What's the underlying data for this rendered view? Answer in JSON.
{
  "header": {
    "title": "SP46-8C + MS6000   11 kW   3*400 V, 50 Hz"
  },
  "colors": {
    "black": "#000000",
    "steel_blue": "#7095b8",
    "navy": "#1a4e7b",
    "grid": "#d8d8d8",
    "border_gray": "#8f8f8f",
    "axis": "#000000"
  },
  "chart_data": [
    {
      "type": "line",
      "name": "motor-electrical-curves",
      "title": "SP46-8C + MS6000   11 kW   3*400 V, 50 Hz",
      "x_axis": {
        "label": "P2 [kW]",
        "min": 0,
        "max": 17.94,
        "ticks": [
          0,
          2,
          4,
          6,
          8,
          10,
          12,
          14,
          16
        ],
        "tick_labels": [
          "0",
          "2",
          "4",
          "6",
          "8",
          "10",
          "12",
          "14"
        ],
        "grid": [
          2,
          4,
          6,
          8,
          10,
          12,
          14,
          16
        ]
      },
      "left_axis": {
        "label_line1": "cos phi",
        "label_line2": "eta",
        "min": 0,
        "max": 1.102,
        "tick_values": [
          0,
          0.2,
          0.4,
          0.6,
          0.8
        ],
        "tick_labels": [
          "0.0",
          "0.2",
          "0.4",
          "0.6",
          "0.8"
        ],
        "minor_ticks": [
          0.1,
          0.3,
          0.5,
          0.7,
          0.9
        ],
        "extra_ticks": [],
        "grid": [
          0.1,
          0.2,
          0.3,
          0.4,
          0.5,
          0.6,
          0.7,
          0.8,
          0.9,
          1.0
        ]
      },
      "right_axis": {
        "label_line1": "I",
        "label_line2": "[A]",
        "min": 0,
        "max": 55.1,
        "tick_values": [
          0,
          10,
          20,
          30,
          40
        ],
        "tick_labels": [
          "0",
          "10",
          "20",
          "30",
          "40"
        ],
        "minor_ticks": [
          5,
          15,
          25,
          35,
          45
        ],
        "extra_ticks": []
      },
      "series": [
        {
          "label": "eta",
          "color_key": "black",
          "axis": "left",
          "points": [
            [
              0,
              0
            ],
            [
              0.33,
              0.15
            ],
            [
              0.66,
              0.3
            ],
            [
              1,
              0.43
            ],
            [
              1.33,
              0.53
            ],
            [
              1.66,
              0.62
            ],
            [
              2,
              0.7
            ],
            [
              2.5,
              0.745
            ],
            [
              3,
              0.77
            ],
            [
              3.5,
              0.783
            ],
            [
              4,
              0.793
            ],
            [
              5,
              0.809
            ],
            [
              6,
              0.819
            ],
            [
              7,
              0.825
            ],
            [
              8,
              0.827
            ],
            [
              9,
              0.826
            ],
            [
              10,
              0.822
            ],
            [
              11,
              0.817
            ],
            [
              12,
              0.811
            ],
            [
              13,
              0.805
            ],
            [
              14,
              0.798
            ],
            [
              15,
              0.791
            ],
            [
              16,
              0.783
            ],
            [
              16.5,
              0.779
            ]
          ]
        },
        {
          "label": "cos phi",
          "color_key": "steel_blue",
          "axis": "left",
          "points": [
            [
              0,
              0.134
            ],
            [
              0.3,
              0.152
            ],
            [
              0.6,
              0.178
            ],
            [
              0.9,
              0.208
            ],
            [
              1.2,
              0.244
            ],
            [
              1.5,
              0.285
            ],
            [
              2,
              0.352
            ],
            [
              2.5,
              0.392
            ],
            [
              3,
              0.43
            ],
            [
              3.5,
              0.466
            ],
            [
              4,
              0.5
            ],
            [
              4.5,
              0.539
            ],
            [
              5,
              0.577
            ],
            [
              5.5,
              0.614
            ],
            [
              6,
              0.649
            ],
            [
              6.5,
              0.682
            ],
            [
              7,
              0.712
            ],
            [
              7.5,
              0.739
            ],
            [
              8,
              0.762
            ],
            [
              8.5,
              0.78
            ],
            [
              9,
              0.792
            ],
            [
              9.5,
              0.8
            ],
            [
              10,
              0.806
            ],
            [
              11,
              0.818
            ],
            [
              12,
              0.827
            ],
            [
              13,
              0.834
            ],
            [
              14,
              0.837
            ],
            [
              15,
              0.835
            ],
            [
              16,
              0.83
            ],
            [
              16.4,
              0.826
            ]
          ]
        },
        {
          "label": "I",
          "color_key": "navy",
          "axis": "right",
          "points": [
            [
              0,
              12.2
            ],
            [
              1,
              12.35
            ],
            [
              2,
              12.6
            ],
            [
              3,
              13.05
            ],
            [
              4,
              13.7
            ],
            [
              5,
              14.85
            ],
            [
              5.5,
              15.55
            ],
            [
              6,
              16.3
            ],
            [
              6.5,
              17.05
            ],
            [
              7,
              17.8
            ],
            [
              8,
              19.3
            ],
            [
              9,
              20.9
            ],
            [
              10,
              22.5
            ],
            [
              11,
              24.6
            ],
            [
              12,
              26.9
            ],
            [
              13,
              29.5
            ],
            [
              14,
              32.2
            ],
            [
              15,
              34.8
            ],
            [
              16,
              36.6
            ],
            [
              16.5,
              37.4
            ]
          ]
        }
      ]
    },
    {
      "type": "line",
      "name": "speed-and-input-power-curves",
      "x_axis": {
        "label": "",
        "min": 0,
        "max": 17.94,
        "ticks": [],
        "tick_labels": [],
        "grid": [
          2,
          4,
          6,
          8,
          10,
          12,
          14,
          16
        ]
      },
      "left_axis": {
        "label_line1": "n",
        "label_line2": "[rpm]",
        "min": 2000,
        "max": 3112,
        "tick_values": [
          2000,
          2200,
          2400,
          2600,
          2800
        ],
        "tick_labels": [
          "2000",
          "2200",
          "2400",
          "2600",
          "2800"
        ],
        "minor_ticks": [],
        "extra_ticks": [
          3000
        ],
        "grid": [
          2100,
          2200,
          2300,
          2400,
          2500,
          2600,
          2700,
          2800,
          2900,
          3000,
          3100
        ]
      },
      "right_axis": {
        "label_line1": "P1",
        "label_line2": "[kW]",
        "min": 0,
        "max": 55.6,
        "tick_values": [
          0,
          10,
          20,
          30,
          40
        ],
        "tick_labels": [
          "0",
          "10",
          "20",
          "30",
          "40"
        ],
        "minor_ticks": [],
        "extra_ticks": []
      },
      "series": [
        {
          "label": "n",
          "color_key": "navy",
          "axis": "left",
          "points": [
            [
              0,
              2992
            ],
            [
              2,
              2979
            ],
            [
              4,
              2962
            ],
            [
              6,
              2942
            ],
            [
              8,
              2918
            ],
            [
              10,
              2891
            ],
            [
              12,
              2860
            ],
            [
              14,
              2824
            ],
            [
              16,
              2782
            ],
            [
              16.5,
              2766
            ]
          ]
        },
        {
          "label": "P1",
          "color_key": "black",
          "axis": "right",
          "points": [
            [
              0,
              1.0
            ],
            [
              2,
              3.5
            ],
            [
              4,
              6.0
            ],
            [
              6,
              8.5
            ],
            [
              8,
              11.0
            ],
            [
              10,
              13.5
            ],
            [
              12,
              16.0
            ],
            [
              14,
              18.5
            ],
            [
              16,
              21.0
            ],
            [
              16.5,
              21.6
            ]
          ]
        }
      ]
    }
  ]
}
_ _ _ _
Stated goal. Write out the data again, exactly and in full.

Exercise response.
What's the underlying data for this rendered view? Answer in JSON.
{
  "header": {
    "title": "SP46-8C + MS6000   11 kW   3*400 V, 50 Hz"
  },
  "colors": {
    "black": "#000000",
    "steel_blue": "#7095b8",
    "navy": "#1a4e7b",
    "grid": "#d8d8d8",
    "border_gray": "#8f8f8f",
    "axis": "#000000"
  },
  "chart_data": [
    {
      "type": "line",
      "name": "motor-electrical-curves",
      "title": "SP46-8C + MS6000   11 kW   3*400 V, 50 Hz",
      "x_axis": {
        "label": "P2 [kW]",
        "min": 0,
        "max": 17.94,
        "ticks": [
          0,
          2,
          4,
          6,
          8,
          10,
          12,
          14,
          16
        ],
        "tick_labels": [
          "0",
          "2",
          "4",
          "6",
          "8",
          "10",
          "12",
          "14"
        ],
        "grid": [
          2,
          4,
          6,
          8,
          10,
          12,
          14,
          16
        ]
      },
      "left_axis": {
        "label_line1": "cos phi",
        "label_line2": "eta",
        "min": 0,
        "max": 1.102,
        "tick_values": [
          0,
          0.2,
          0.4,
          0.6,
          0.8
        ],
        "tick_labels": [
          "0.0",
          "0.2",
          "0.4",
          "0.6",
          "0.8"
        ],
        "minor_ticks": [
          0.1,
          0.3,
          0.5,
          0.7,
          0.9
        ],
        "extra_ticks": [],
        "grid": [
          0.1,
          0.2,
          0.3,
          0.4,
          0.5,
          0.6,
          0.7,
          0.8,
          0.9,
          1.0
        ]
      },
      "right_axis": {
        "label_line1": "I",
        "label_line2": "[A]",
        "min": 0,
        "max": 55.1,
        "tick_values": [
          0,
          10,
          20,
          30,
          40
        ],
        "tick_labels": [
          "0",
          "10",
          "20",
          "30",
          "40"
        ],
        "minor_ticks": [
          5,
          15,
          25,
          35,
          45
        ],
        "extra_ticks": []
      },
      "series": [
        {
          "label": "eta",
          "color_key": "black",
          "axis": "left",
          "points": [
            [
              0,
              0
            ],
            [
              0.33,
              0.15
            ],
            [
              0.66,
              0.3
            ],
            [
              1,
              0.43
            ],
            [
              1.33,
              0.53
            ],
            [
              1.66,
              0.62
            ],
            [
              2,
              0.7
            ],
            [
              2.5,
              0.745
            ],
            [
              3,
              0.77
            ],
            [
              3.5,
              0.783
            ],
            [
              4,
              0.793
            ],
            [
              5,
              0.809
            ],
            [
              6,
              0.819
            ],
            [
              7,
              0.825
            ],
            [
              8,
              0.827
            ],
            [
              9,
              0.826
            ],
            [
              10,
              0.822
            ],
            [
              11,
              0.817
            ],
            [
              12,
              0.811
            ],
            [
              13,
              0.805
            ],
            [
              14,
              0.798
            ],
            [
              15,
              0.791
            ],
            [
              16,
              0.783
            ],
            [
              16.5,
              0.779
            ]
          ]
        },
        {
          "label": "cos phi",
          "color_key": "steel_blue",
          "axis": "left",
          "points": [
            [
              0,
              0.134
            ],
            [
              0.3,
              0.152
            ],
            [
              0.6,
              0.178
            ],
            [
              0.9,
              0.208
            ],
            [
              1.2,
              0.244
            ],
            [
              1.5,
              0.285
            ],
            [
              2,
              0.352
            ],
            [
              2.5,
              0.392
            ],
            [
              3,
              0.43
            ],
            [
              3.5,
              0.466
            ],
            [
              4,
              0.5
            ],
            [
              4.5,
              0.539
            ],
            [
              5,
              0.577
            ],
            [
              5.5,
              0.614
            ],
            [
              6,
              0.649
            ],
            [
              6.5,
              0.682
            ],
            [
              7,
              0.712
            ],
            [
              7.5,
              0.739
            ],
            [
              8,
              0.762
            ],
            [
              8.5,
              0.78
            ],
            [
              9,
              0.792
            ],
            [
              9.5,
              0.8
            ],
            [
              10,
              0.806
            ],
            [
              11,
              0.818
            ],
            [
              12,
              0.827
            ],
            [
              13,
              0.834
            ],
            [
              14,
              0.837
            ],
            [
              15,
              0.835
            ],
            [
              16,
              0.83
            ],
            [
              16.4,
              0.826
            ]
          ]
        },
        {
          "label": "I",
          "color_key": "navy",
          "axis": "right",
          "points": [
            [
              0,
              12.2
            ],
            [
              1,
              12.35
            ],
            [
              2,
              12.6
            ],
            [
              3,
              13.05
            ],
            [
              4,
              13.7
            ],
            [
              5,
              14.85
            ],
            [
              5.5,
              15.55
            ],
            [
              6,
              16.3
            ],
            [
              6.5,
              17.05
            ],
            [
              7,
              17.8
            ],
            [
              8,
              19.3
            ],
            [
              9,
              20.9
            ],
            [
              10,
              22.5
            ],
            [
              11,
              24.6
            ],
            [
              12,
              26.9
            ],
            [
              13,
              29.5
            ],
            [
              14,
              32.2
            ],
            [
              15,
              34.8
            ],
            [
              16,
              36.6
            ],
            [
              16.5,
              37.4
            ]
          ]
        }
      ]
    },
    {
      "type": "line",
      "name": "speed-and-input-power-curves",
      "x_axis": {
        "label": "",
        "min": 0,
        "max": 17.94,
        "ticks": [],
        "tick_labels": [],
        "grid": [
          2,
          4,
          6,
          8,
          10,
          12,
          14,
          16
        ]
      },
      "left_axis": {
        "label_line1": "n",
        "label_line2": "[rpm]",
        "min": 2000,
        "max": 3112,
        "tick_values": [
          2000,
          2200,
          2400,
          2600,
          2800
        ],
        "tick_labels": [
          "2000",
          "2200",
          "2400",
          "2600",
          "2800"
        ],
        "minor_ticks": [],
        "extra_ticks": [
          3000
        ],
        "grid": [
          2100,
          2200,
          2300,
          2400,
          2500,
          2600,
          2700,
          2800,
          2900,
          3000,
          3100
        ]
      },
      "right_axis": {
        "label_line1": "P1",
        "label_line2": "[kW]",
        "min": 0,
        "max": 55.6,
        "tick_values": [
          0,
          10,
          20,
          30,
          40
        ],
        "tick_labels": [
          "0",
          "10",
          "20",
          "30",
          "40"
        ],
        "minor_ticks": [],
        "extra_ticks": []
      },
      "series": [
        {
          "label": "n",
          "color_key": "navy",
          "axis": "left",
          "points": [
            [
              0,
              2992
            ],
            [
              2,
              2979
            ],
            [
              4,
              2962
            ],
            [
              6,
              2942
            ],
            [
              8,
              2918
            ],
            [
              10,
              2891
            ],
            [
              12,
              2860
            ],
            [
              14,
              2824
            ],
            [
              16,
              2782
            ],
            [
              16.5,
              2766
            ]
          ]
        },
        {
          "label": "P1",
          "color_key": "black",
          "axis": "right",
          "points": [
            [
              0,
              1.0
            ],
            [
              2,
              3.5
            ],
            [
              4,
              6.0
            ],
            [
              6,
              8.5
            ],
            [
              8,
              11.0
            ],
            [
              10,
              13.5
            ],
            [
              12,
              16.0
            ],
            [
              14,
              18.5
            ],
            [
              16,
              21.0
            ],
            [
              16.5,
              21.6
            ]
          ]
        }
      ]
    }
  ]
}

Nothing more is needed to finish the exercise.